■ **Instructions to follow**: Produce an exact transcription of the listing below, omitting the pictures.

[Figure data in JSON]
○ ○ ○
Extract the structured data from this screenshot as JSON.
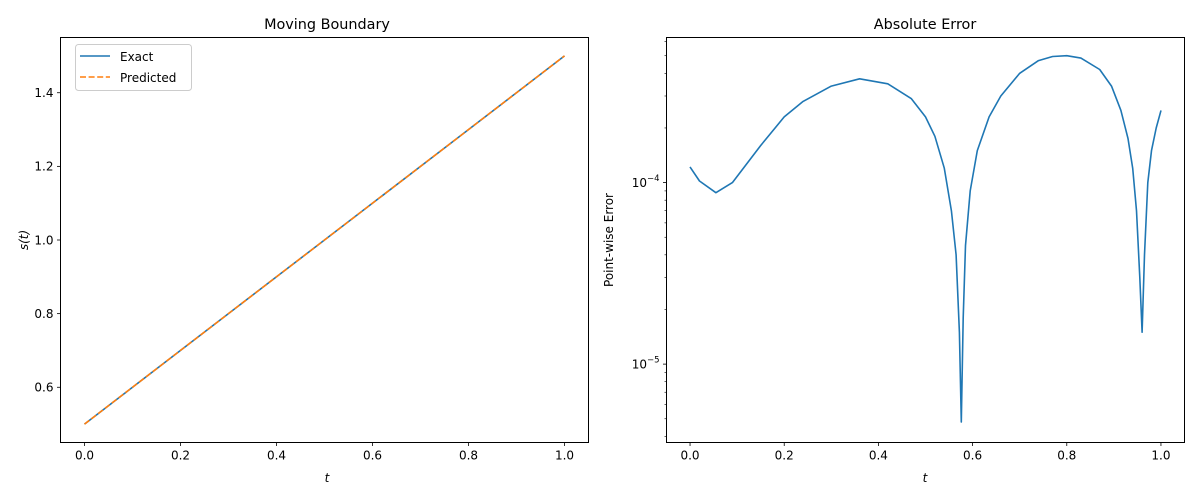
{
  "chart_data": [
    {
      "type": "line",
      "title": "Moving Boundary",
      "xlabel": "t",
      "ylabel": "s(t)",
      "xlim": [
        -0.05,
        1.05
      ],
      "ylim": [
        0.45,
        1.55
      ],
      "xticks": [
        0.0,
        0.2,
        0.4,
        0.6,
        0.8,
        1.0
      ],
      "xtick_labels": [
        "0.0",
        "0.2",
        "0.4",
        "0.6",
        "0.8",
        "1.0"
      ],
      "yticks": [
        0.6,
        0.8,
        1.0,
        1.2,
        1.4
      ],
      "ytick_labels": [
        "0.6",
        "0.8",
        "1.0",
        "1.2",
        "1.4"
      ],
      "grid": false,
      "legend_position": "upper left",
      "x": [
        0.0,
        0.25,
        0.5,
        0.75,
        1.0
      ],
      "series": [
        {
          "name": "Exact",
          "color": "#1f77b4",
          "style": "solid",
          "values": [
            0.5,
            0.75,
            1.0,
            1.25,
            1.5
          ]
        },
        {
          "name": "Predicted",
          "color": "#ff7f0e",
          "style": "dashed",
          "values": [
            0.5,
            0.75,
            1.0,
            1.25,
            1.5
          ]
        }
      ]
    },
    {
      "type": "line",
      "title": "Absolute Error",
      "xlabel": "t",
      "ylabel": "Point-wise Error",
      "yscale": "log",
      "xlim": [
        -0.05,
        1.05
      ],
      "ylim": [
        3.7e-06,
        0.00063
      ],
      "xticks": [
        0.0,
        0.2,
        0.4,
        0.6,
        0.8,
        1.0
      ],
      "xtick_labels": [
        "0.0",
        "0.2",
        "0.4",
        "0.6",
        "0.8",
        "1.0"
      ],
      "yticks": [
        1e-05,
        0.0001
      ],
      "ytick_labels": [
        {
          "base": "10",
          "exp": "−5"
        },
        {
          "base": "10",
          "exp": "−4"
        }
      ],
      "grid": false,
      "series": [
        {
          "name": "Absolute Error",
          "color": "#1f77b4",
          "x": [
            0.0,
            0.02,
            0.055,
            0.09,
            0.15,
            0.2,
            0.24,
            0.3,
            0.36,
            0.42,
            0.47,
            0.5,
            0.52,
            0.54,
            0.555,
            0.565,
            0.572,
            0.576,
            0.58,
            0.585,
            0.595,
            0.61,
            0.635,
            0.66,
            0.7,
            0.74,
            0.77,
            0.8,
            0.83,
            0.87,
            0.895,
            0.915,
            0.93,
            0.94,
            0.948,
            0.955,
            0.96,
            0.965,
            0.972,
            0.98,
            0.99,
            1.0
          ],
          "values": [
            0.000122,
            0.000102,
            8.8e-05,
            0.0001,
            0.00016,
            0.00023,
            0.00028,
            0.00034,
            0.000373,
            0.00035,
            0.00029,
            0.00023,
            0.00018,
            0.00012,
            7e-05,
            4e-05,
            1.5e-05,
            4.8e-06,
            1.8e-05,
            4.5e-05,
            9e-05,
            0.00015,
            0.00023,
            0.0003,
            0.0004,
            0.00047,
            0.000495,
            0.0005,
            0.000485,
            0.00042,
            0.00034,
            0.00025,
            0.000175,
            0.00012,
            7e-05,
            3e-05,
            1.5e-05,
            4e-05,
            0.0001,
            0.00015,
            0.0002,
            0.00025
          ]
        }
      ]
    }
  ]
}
○ ○ ○
■ **Reply**:
Extract the structured data from this screenshot as JSON.
{
  "chart_data": [
    {
      "type": "line",
      "title": "Moving Boundary",
      "xlabel": "t",
      "ylabel": "s(t)",
      "xlim": [
        -0.05,
        1.05
      ],
      "ylim": [
        0.45,
        1.55
      ],
      "xticks": [
        0.0,
        0.2,
        0.4,
        0.6,
        0.8,
        1.0
      ],
      "xtick_labels": [
        "0.0",
        "0.2",
        "0.4",
        "0.6",
        "0.8",
        "1.0"
      ],
      "yticks": [
        0.6,
        0.8,
        1.0,
        1.2,
        1.4
      ],
      "ytick_labels": [
        "0.6",
        "0.8",
        "1.0",
        "1.2",
        "1.4"
      ],
      "grid": false,
      "legend_position": "upper left",
      "x": [
        0.0,
        0.25,
        0.5,
        0.75,
        1.0
      ],
      "series": [
        {
          "name": "Exact",
          "color": "#1f77b4",
          "style": "solid",
          "values": [
            0.5,
            0.75,
            1.0,
            1.25,
            1.5
          ]
        },
        {
          "name": "Predicted",
          "color": "#ff7f0e",
          "style": "dashed",
          "values": [
            0.5,
            0.75,
            1.0,
            1.25,
            1.5
          ]
        }
      ]
    },
    {
      "type": "line",
      "title": "Absolute Error",
      "xlabel": "t",
      "ylabel": "Point-wise Error",
      "yscale": "log",
      "xlim": [
        -0.05,
        1.05
      ],
      "ylim": [
        3.7e-06,
        0.00063
      ],
      "xticks": [
        0.0,
        0.2,
        0.4,
        0.6,
        0.8,
        1.0
      ],
      "xtick_labels": [
        "0.0",
        "0.2",
        "0.4",
        "0.6",
        "0.8",
        "1.0"
      ],
      "yticks": [
        1e-05,
        0.0001
      ],
      "ytick_labels": [
        {
          "base": "10",
          "exp": "−5"
        },
        {
          "base": "10",
          "exp": "−4"
        }
      ],
      "grid": false,
      "series": [
        {
          "name": "Absolute Error",
          "color": "#1f77b4",
          "x": [
            0.0,
            0.02,
            0.055,
            0.09,
            0.15,
            0.2,
            0.24,
            0.3,
            0.36,
            0.42,
            0.47,
            0.5,
            0.52,
            0.54,
            0.555,
            0.565,
            0.572,
            0.576,
            0.58,
            0.585,
            0.595,
            0.61,
            0.635,
            0.66,
            0.7,
            0.74,
            0.77,
            0.8,
            0.83,
            0.87,
            0.895,
            0.915,
            0.93,
            0.94,
            0.948,
            0.955,
            0.96,
            0.965,
            0.972,
            0.98,
            0.99,
            1.0
          ],
          "values": [
            0.000122,
            0.000102,
            8.8e-05,
            0.0001,
            0.00016,
            0.00023,
            0.00028,
            0.00034,
            0.000373,
            0.00035,
            0.00029,
            0.00023,
            0.00018,
            0.00012,
            7e-05,
            4e-05,
            1.5e-05,
            4.8e-06,
            1.8e-05,
            4.5e-05,
            9e-05,
            0.00015,
            0.00023,
            0.0003,
            0.0004,
            0.00047,
            0.000495,
            0.0005,
            0.000485,
            0.00042,
            0.00034,
            0.00025,
            0.000175,
            0.00012,
            7e-05,
            3e-05,
            1.5e-05,
            4e-05,
            0.0001,
            0.00015,
            0.0002,
            0.00025
          ]
        }
      ]
    }
  ]
}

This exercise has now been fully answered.